WHAT THE EXERCISE ASKS: Images should be left out, and everything else in the listing reproduced exactly.

DATA FOR PROCESSING:
---*---

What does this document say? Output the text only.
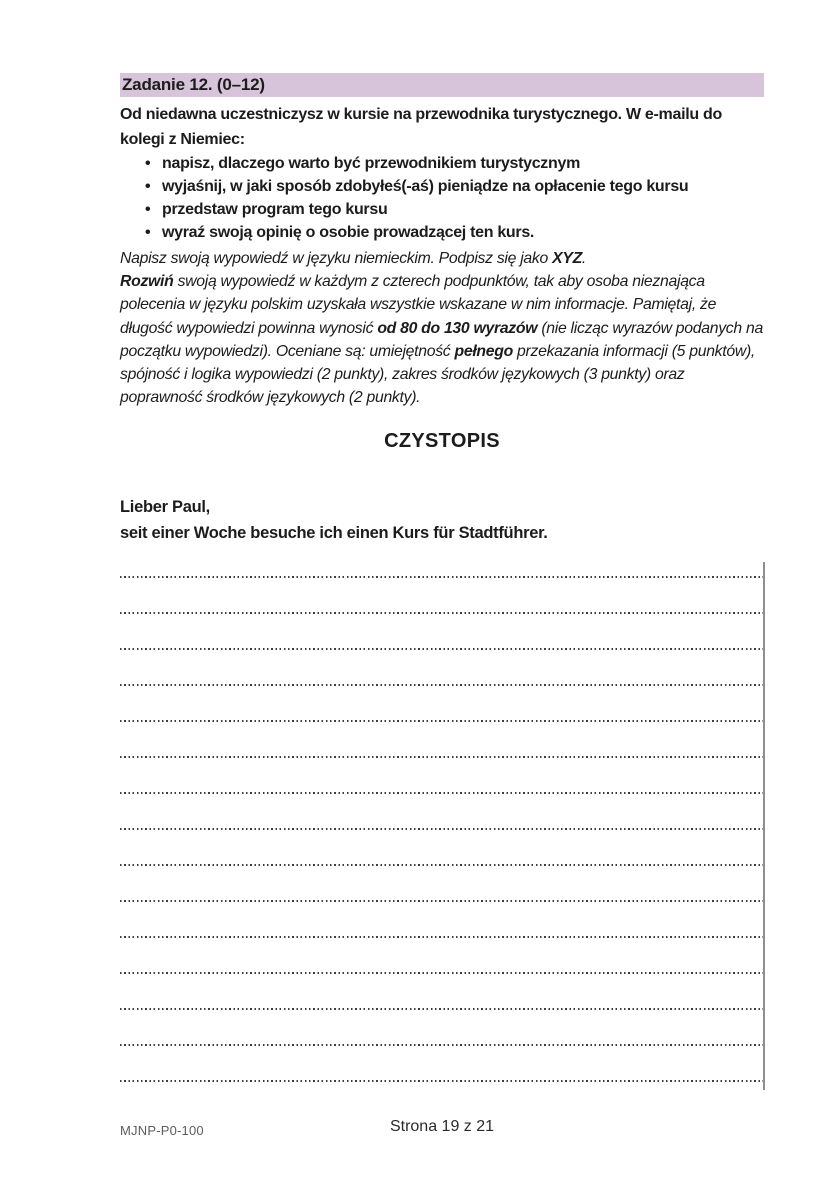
Zadanie 12. (0–12)

Od niedawna uczestniczysz w kursie na przewodnika turystycznego. W e-mailu do kolegi z Niemiec:

• napisz, dlaczego warto być przewodnikiem turystycznym
• wyjaśnij, w jaki sposób zdobyłeś(-aś) pieniądze na opłacenie tego kursu
• przedstaw program tego kursu
• wyraź swoją opinię o osobie prowadzącej ten kurs.

Napisz swoją wypowiedź w języku niemieckim. Podpisz się jako XYZ.

Rozwiń swoją wypowiedź w każdym z czterech podpunktów, tak aby osoba nieznająca polecenia w języku polskim uzyskała wszystkie wskazane w nim informacje. Pamiętaj, że długość wypowiedzi powinna wynosić od 80 do 130 wyrazów (nie licząc wyrazów podanych na początku wypowiedzi). Oceniane są: umiejętność pełnego przekazania informacji (5 punktów), spójność i logika wypowiedzi (2 punkty), zakres środków językowych (3 punkty) oraz poprawność środków językowych (2 punkty).

CZYSTOPIS
Lieber Paul,
seit einer Woche besuche ich einen Kurs für Stadtführer.
MJNP-P0-100	Strona 19 z 21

---*---

SOLUTION:
What does this document say? Output the text only.
Zadanie 12. (0–12)

Od niedawna uczestniczysz w kursie na przewodnika turystycznego. W e-mailu do kolegi z Niemiec:

• napisz, dlaczego warto być przewodnikiem turystycznym
• wyjaśnij, w jaki sposób zdobyłeś(-aś) pieniądze na opłacenie tego kursu
• przedstaw program tego kursu
• wyraź swoją opinię o osobie prowadzącej ten kurs.

Napisz swoją wypowiedź w języku niemieckim. Podpisz się jako XYZ.

Rozwiń swoją wypowiedź w każdym z czterech podpunktów, tak aby osoba nieznająca polecenia w języku polskim uzyskała wszystkie wskazane w nim informacje. Pamiętaj, że długość wypowiedzi powinna wynosić od 80 do 130 wyrazów (nie licząc wyrazów podanych na początku wypowiedzi). Oceniane są: umiejętność pełnego przekazania informacji (5 punktów), spójność i logika wypowiedzi (2 punkty), zakres środków językowych (3 punkty) oraz poprawność środków językowych (2 punkty).

CZYSTOPIS
Lieber Paul,
seit einer Woche besuche ich einen Kurs für Stadtführer.
MJNP-P0-100	Strona 19 z 21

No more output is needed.